Dataset excerpts:
╭──

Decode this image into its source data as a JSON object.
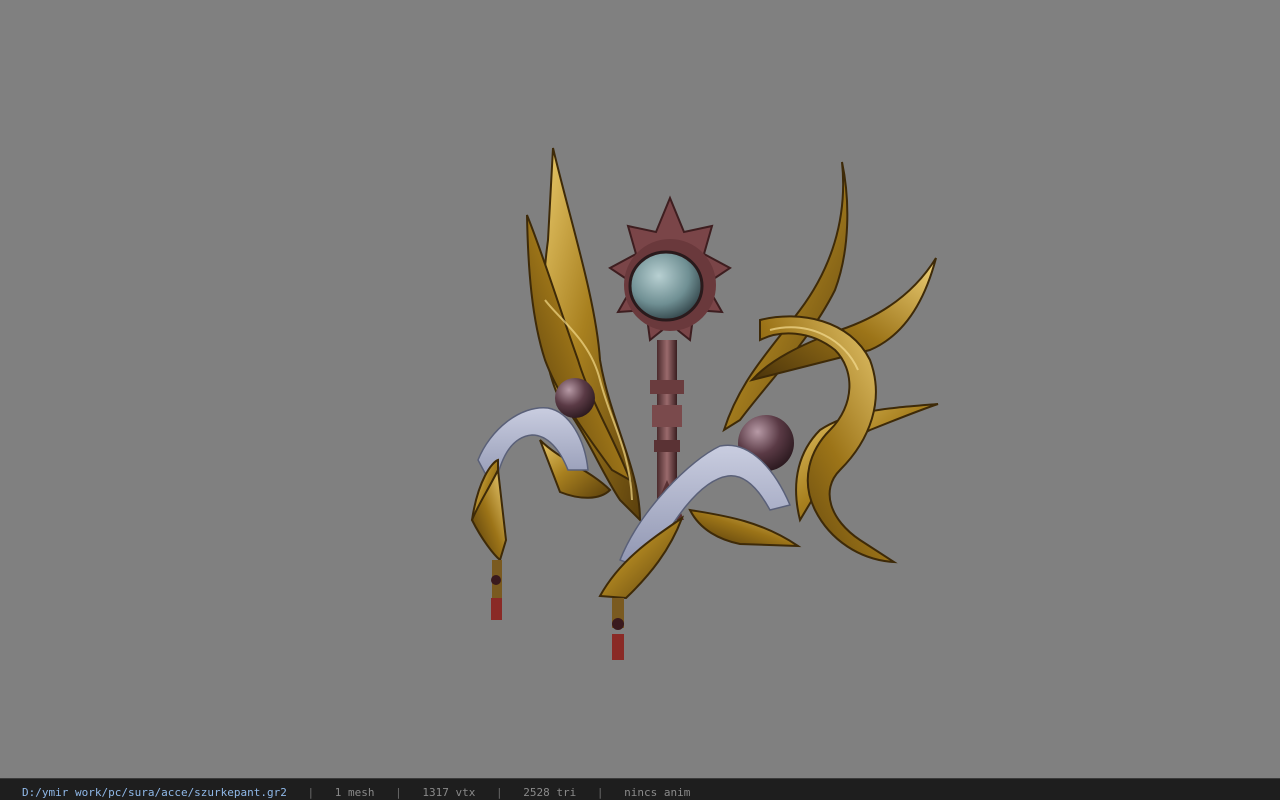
{
  "viewport": {
    "background_color": "#808080",
    "model_name": "szurkepant"
  },
  "statusbar": {
    "file_path": "D:/ymir work/pc/sura/acce/szurkepant.gr2",
    "separator": "|",
    "mesh_count": "1 mesh",
    "vertex_count": "1317 vtx",
    "triangle_count": "2528 tri",
    "animation": "nincs anim"
  },
  "colors": {
    "statusbar_bg": "#1e1e1e",
    "path_text": "#8fb8e8",
    "stat_text": "#8a8a8a",
    "gold": "#b8902e",
    "cloth": "#aab0c8",
    "sun_disc": "#6e3a3a"
  }
}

╰──

Every line above should be returned exactly; the pictures stay out.

Decode this image into its source data as a JSON object.
{
  "viewport": {
    "background_color": "#808080",
    "model_name": "szurkepant"
  },
  "statusbar": {
    "file_path": "D:/ymir work/pc/sura/acce/szurkepant.gr2",
    "separator": "|",
    "mesh_count": "1 mesh",
    "vertex_count": "1317 vtx",
    "triangle_count": "2528 tri",
    "animation": "nincs anim"
  },
  "colors": {
    "statusbar_bg": "#1e1e1e",
    "path_text": "#8fb8e8",
    "stat_text": "#8a8a8a",
    "gold": "#b8902e",
    "cloth": "#aab0c8",
    "sun_disc": "#6e3a3a"
  }
}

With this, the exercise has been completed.